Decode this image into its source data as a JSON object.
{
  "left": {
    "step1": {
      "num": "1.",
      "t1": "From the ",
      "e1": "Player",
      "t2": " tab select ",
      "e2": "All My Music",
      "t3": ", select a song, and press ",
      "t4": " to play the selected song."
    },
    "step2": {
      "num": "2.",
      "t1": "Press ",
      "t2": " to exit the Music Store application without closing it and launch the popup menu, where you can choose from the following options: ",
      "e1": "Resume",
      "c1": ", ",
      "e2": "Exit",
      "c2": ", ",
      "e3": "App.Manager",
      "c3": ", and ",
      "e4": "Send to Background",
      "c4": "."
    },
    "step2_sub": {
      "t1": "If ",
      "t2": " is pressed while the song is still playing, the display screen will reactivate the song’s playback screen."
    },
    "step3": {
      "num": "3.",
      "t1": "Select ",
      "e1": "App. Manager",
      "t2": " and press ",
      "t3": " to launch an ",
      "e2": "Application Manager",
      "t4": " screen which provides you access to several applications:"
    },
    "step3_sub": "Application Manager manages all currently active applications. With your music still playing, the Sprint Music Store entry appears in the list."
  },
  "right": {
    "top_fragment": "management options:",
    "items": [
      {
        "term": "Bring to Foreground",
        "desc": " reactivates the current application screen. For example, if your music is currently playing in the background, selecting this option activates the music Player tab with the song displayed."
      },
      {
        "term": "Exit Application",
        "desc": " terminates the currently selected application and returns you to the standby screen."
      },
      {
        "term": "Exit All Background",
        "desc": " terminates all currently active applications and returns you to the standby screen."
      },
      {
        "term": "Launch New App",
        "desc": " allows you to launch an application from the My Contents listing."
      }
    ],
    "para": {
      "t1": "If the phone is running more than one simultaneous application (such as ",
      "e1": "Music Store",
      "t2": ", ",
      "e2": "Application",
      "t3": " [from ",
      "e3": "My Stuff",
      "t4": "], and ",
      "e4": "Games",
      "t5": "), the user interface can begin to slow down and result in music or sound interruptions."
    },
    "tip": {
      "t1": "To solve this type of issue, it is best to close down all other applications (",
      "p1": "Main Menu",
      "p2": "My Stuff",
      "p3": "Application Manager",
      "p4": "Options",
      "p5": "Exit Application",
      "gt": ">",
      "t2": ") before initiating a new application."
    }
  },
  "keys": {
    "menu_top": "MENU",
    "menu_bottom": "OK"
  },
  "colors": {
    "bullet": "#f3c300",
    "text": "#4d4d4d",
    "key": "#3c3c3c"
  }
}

● **Objective**
Copy each line of the listing in which the word "this" can be found.

● **Written reply**
Decode this image into its source data as a JSON object.
        "desc": " reactivates the current application screen. For example, if your music is currently playing in the background, selecting this option activates the music Player tab with the song displayed."
      "t1": "To solve this type of issue, it is best to close down all other applications (",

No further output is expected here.